### GIVEN INSTRUCTION
Find and copy lines holding "JSON".

### GIVEN DATA
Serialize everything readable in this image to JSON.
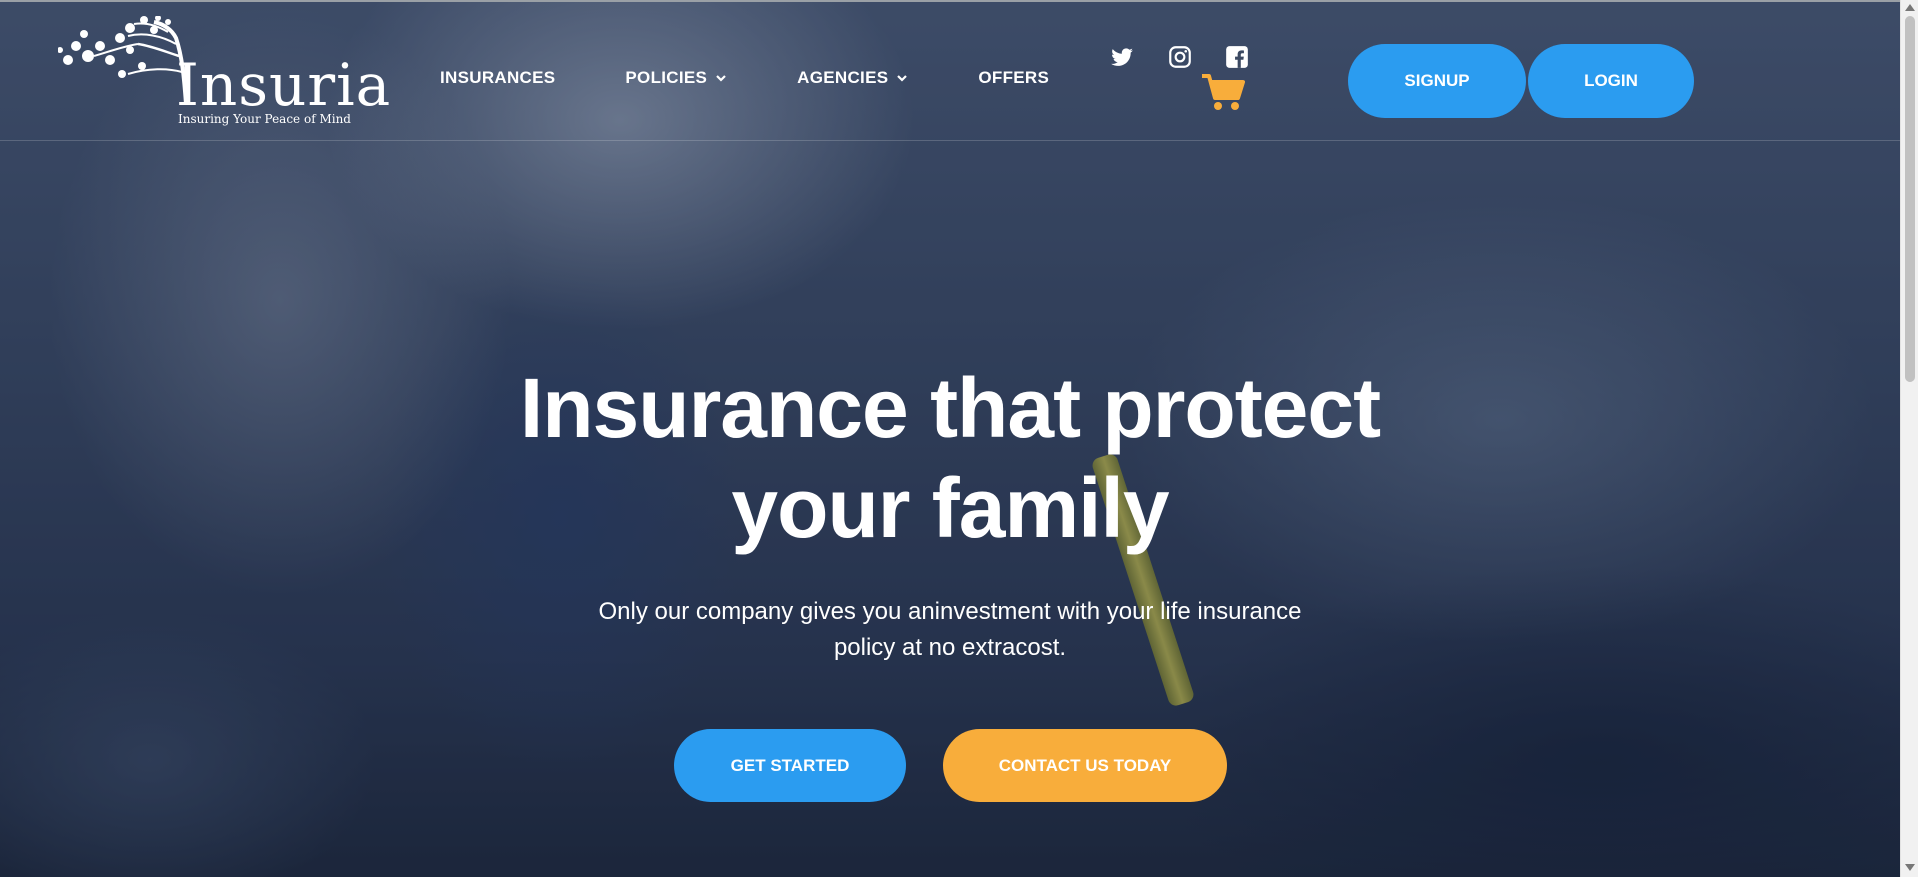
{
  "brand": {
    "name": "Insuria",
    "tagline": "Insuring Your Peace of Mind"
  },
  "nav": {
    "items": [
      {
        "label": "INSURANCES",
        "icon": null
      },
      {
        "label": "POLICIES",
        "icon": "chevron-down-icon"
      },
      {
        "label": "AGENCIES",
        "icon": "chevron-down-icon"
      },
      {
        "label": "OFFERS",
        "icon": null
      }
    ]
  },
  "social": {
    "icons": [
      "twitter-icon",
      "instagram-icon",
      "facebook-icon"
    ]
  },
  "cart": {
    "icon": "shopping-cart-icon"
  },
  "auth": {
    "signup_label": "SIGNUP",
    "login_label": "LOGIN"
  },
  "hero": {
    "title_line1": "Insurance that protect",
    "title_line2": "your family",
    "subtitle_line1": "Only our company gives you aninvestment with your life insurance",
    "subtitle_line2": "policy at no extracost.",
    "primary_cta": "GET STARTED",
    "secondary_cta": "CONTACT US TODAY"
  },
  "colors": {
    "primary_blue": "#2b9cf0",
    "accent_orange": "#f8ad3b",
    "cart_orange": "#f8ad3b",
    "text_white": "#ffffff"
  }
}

...

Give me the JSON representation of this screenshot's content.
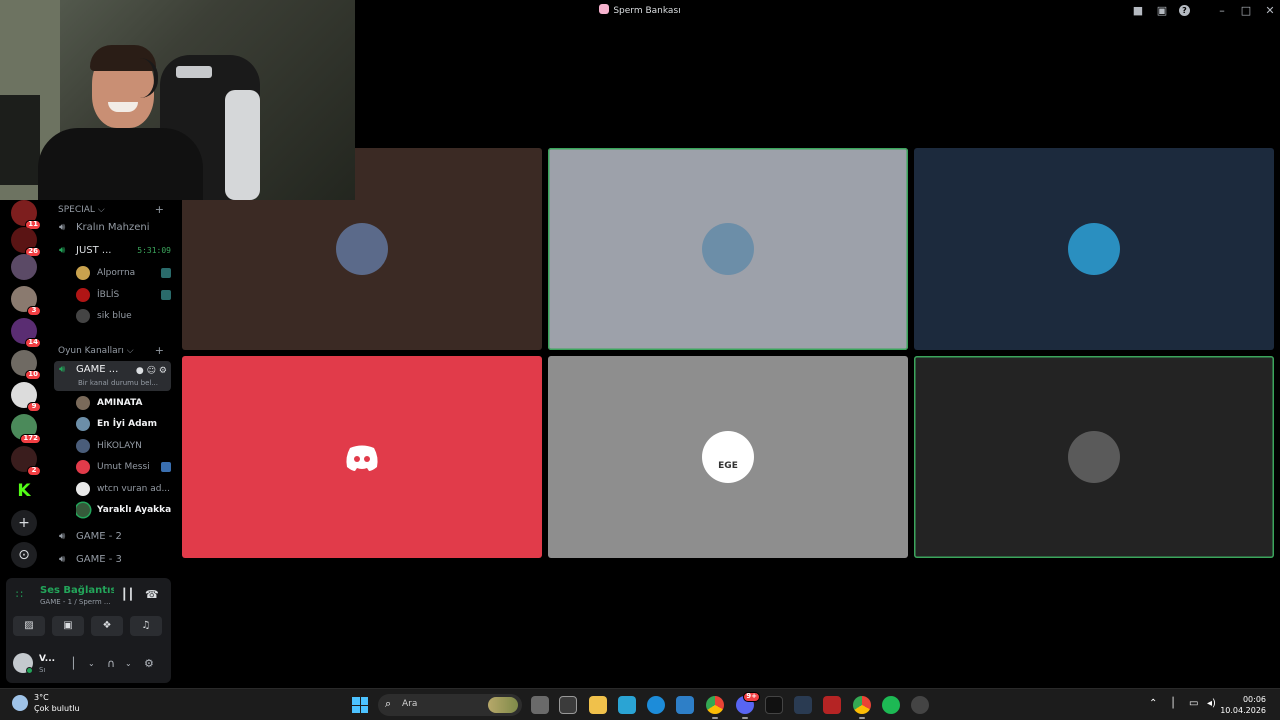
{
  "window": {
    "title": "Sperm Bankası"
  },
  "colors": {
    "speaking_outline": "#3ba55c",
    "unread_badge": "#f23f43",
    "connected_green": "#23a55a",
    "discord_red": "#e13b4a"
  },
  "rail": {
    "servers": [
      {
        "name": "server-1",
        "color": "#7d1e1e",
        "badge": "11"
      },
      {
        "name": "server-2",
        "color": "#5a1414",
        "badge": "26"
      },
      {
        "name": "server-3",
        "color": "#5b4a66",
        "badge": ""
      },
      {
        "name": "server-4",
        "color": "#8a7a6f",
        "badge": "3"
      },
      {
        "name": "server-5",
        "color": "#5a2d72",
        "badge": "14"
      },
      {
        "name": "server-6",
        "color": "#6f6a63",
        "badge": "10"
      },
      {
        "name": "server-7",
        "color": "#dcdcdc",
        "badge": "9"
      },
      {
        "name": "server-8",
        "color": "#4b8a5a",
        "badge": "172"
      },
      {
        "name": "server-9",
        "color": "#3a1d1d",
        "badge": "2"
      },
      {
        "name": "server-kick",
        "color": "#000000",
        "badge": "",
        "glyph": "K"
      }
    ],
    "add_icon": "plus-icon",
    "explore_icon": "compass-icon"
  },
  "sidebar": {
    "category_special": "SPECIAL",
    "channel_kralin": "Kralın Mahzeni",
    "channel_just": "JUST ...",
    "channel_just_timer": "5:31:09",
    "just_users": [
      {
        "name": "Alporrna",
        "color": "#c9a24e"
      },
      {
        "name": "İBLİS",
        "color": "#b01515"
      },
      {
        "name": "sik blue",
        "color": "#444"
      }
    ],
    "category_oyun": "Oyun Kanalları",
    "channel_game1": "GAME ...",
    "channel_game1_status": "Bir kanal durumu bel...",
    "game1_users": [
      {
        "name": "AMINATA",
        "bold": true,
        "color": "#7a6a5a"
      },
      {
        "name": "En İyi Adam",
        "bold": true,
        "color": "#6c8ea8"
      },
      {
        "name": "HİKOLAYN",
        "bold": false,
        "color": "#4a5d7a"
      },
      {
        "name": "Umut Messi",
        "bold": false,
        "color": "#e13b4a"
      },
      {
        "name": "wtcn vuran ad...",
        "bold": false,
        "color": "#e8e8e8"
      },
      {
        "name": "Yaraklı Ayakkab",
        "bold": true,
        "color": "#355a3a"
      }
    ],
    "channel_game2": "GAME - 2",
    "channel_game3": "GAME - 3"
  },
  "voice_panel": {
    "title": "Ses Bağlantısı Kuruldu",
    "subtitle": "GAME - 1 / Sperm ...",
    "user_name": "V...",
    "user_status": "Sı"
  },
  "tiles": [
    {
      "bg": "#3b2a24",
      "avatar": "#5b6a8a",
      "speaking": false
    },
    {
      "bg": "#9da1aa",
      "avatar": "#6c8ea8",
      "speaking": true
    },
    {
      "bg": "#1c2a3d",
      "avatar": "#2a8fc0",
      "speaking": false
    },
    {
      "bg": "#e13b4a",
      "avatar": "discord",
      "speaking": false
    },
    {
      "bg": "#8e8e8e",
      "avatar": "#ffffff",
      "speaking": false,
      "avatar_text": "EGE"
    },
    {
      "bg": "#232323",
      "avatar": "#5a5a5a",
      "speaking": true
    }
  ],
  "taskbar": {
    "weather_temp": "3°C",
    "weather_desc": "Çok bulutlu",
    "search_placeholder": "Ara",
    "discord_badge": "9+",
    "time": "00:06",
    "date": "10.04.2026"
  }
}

### RESULT OF THE TASK
Serialize everything readable in this image to JSON.
Give me the JSON representation of this screenshot's content.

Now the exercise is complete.